WHAT THE TASK REQUIRES: Below are some records; find each line that carries the word "Logitech" and copy it.

EXTRACTED INFORMATION:
^^^^
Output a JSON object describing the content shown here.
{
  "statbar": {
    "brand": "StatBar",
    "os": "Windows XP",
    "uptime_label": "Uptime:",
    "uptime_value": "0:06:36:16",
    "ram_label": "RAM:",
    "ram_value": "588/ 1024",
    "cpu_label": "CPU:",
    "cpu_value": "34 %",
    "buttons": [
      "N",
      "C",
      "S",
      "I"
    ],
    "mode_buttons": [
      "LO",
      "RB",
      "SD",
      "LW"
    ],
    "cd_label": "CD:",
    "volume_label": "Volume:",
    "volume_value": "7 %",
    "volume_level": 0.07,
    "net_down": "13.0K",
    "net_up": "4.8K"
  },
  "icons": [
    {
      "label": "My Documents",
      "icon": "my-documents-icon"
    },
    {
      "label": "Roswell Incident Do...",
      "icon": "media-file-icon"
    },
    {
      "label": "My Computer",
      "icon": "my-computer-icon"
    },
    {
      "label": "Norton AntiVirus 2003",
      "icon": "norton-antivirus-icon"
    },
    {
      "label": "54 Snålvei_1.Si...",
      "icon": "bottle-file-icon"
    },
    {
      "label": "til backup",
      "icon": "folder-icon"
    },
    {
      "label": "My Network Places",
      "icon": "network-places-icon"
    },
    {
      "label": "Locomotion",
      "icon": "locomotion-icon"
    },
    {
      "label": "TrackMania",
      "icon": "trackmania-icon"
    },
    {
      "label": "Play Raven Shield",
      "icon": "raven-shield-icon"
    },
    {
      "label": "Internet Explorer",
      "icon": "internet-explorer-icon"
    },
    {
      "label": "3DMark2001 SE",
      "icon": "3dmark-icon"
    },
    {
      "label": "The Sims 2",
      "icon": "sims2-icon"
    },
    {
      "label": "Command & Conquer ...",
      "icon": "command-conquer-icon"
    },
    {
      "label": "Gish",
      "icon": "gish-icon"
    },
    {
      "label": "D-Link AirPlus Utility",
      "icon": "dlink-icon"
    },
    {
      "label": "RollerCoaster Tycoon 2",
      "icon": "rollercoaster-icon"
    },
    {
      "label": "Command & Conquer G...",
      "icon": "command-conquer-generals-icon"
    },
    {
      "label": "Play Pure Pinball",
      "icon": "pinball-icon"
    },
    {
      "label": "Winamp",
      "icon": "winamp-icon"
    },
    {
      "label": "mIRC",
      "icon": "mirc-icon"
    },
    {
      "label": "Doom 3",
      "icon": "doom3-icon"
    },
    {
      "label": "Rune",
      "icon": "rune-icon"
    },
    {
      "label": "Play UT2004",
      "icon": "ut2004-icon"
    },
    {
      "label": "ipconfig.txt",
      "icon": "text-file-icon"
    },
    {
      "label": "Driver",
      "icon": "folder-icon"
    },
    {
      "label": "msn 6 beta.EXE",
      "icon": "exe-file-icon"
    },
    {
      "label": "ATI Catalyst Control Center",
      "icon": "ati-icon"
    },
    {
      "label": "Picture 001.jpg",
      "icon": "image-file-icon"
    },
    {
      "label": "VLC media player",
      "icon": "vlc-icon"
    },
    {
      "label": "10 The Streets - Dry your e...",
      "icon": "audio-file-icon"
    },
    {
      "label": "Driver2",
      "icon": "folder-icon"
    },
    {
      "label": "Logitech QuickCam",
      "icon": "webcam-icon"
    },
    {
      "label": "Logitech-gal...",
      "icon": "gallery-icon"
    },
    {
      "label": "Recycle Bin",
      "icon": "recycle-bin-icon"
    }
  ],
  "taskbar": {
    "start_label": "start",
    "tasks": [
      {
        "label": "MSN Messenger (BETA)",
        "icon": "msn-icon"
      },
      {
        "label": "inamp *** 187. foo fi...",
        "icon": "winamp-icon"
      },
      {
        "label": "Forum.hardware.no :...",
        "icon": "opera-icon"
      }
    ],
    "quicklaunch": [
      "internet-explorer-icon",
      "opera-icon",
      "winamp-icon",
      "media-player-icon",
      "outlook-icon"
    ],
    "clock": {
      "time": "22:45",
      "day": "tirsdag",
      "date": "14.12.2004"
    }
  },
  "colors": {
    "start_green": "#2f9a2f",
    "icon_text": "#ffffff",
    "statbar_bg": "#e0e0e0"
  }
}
^^^^
RESULT:
      "label": "Logitech QuickCam",
      "label": "Logitech-gal...",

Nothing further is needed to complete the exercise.